Exercise directions: Leave out the pictures and repeat everything else in the records exactly.

Source data:
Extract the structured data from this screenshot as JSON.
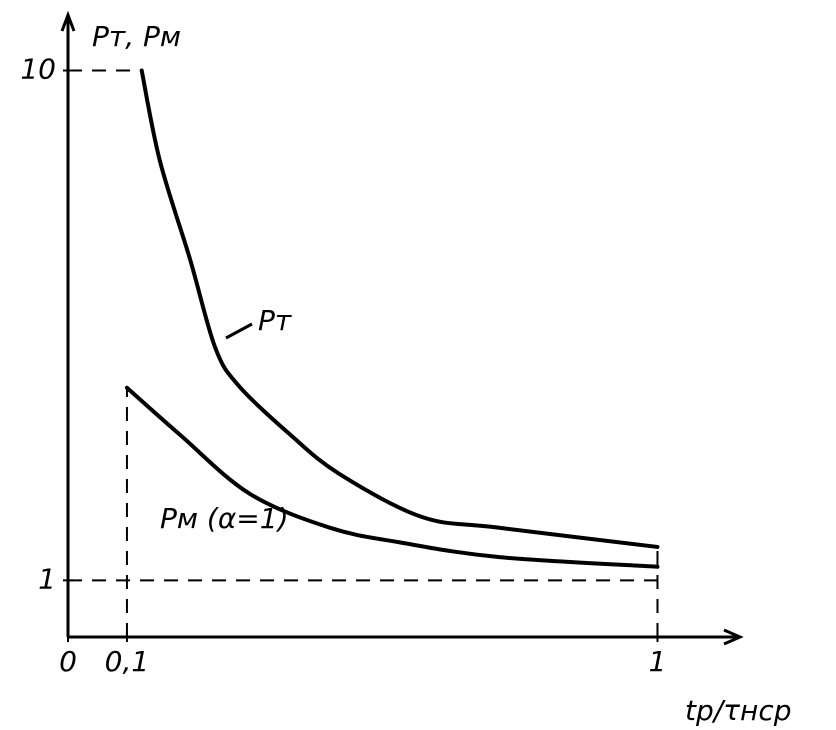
{
  "chart_data": {
    "type": "line",
    "y_label": "Pт, Pм",
    "x_label": "tр/τнср",
    "xlim": [
      0,
      1.14
    ],
    "ylim": [
      0,
      10.98
    ],
    "xticks": [
      0,
      {
        "value": 0.1,
        "label": "0,1"
      },
      1
    ],
    "yticks": [
      1,
      10
    ],
    "series": [
      {
        "name": "Pт",
        "color": "#000000",
        "x": [
          0.125,
          0.156,
          0.207,
          0.25,
          0.29,
          0.375,
          0.46,
          0.6,
          0.73,
          1
        ],
        "values": [
          10,
          8.4,
          6.67,
          5.1,
          4.43,
          3.59,
          2.88,
          2.12,
          1.93,
          1.59
        ]
      },
      {
        "name": "Pм (α=1)",
        "color": "#000000",
        "x": [
          0.1,
          0.19,
          0.308,
          0.444,
          0.563,
          0.732,
          1
        ],
        "values": [
          4.4,
          3.57,
          2.53,
          1.93,
          1.67,
          1.41,
          1.24
        ]
      }
    ]
  }
}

Task output:
Extract the structured data from this screenshot as JSON.
{
  "chart_data": {
    "type": "line",
    "y_label": "Pт, Pм",
    "x_label": "tр/τнср",
    "xlim": [
      0,
      1.14
    ],
    "ylim": [
      0,
      10.98
    ],
    "xticks": [
      0,
      {
        "value": 0.1,
        "label": "0,1"
      },
      1
    ],
    "yticks": [
      1,
      10
    ],
    "series": [
      {
        "name": "Pт",
        "color": "#000000",
        "x": [
          0.125,
          0.156,
          0.207,
          0.25,
          0.29,
          0.375,
          0.46,
          0.6,
          0.73,
          1
        ],
        "values": [
          10,
          8.4,
          6.67,
          5.1,
          4.43,
          3.59,
          2.88,
          2.12,
          1.93,
          1.59
        ]
      },
      {
        "name": "Pм (α=1)",
        "color": "#000000",
        "x": [
          0.1,
          0.19,
          0.308,
          0.444,
          0.563,
          0.732,
          1
        ],
        "values": [
          4.4,
          3.57,
          2.53,
          1.93,
          1.67,
          1.41,
          1.24
        ]
      }
    ]
  }
}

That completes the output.